>> Begin INPUT RECORDS
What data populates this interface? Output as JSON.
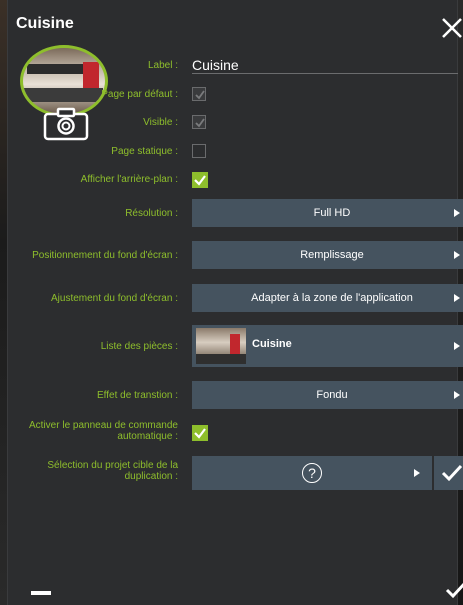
{
  "dialog": {
    "title": "Cuisine"
  },
  "icons": {
    "close": "close-icon",
    "camera": "camera-icon",
    "help": "question-circle-icon",
    "minus": "minus-icon",
    "check": "check-icon"
  },
  "colors": {
    "accent": "#8ebe2c",
    "panel": "#2c2d2f",
    "select_bg": "#45535f"
  },
  "form": {
    "label": {
      "text": "Label :",
      "value": "Cuisine"
    },
    "default_page": {
      "text": "Page par défaut :",
      "checked": true,
      "disabled": true
    },
    "visible": {
      "text": "Visible :",
      "checked": true,
      "disabled": true
    },
    "static_page": {
      "text": "Page statique :",
      "checked": false
    },
    "show_background": {
      "text": "Afficher l'arrière-plan :",
      "checked": true
    },
    "resolution": {
      "text": "Résolution :",
      "value": "Full HD"
    },
    "wallpaper_position": {
      "text": "Positionnement du fond d'écran :",
      "value": "Remplissage"
    },
    "wallpaper_fit": {
      "text": "Ajustement du fond d'écran :",
      "value": "Adapter à la zone de l'application"
    },
    "room_list": {
      "text": "Liste des pièces :",
      "value": "Cuisine"
    },
    "transition": {
      "text": "Effet de transtion :",
      "value": "Fondu"
    },
    "auto_panel": {
      "text": "Activer le panneau de commande automatique :",
      "checked": true
    },
    "target_project": {
      "text": "Sélection du projet cible de la duplication :",
      "value": "?"
    }
  }
}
>> End INPUT RECORDS
DIRECTIONS FOR THIS TASK:
Transcribe every line in the entries above, taking out only the images.

RESPONSE:
What data populates this interface? Output as JSON.
{
  "dialog": {
    "title": "Cuisine"
  },
  "icons": {
    "close": "close-icon",
    "camera": "camera-icon",
    "help": "question-circle-icon",
    "minus": "minus-icon",
    "check": "check-icon"
  },
  "colors": {
    "accent": "#8ebe2c",
    "panel": "#2c2d2f",
    "select_bg": "#45535f"
  },
  "form": {
    "label": {
      "text": "Label :",
      "value": "Cuisine"
    },
    "default_page": {
      "text": "Page par défaut :",
      "checked": true,
      "disabled": true
    },
    "visible": {
      "text": "Visible :",
      "checked": true,
      "disabled": true
    },
    "static_page": {
      "text": "Page statique :",
      "checked": false
    },
    "show_background": {
      "text": "Afficher l'arrière-plan :",
      "checked": true
    },
    "resolution": {
      "text": "Résolution :",
      "value": "Full HD"
    },
    "wallpaper_position": {
      "text": "Positionnement du fond d'écran :",
      "value": "Remplissage"
    },
    "wallpaper_fit": {
      "text": "Ajustement du fond d'écran :",
      "value": "Adapter à la zone de l'application"
    },
    "room_list": {
      "text": "Liste des pièces :",
      "value": "Cuisine"
    },
    "transition": {
      "text": "Effet de transtion :",
      "value": "Fondu"
    },
    "auto_panel": {
      "text": "Activer le panneau de commande automatique :",
      "checked": true
    },
    "target_project": {
      "text": "Sélection du projet cible de la duplication :",
      "value": "?"
    }
  }
}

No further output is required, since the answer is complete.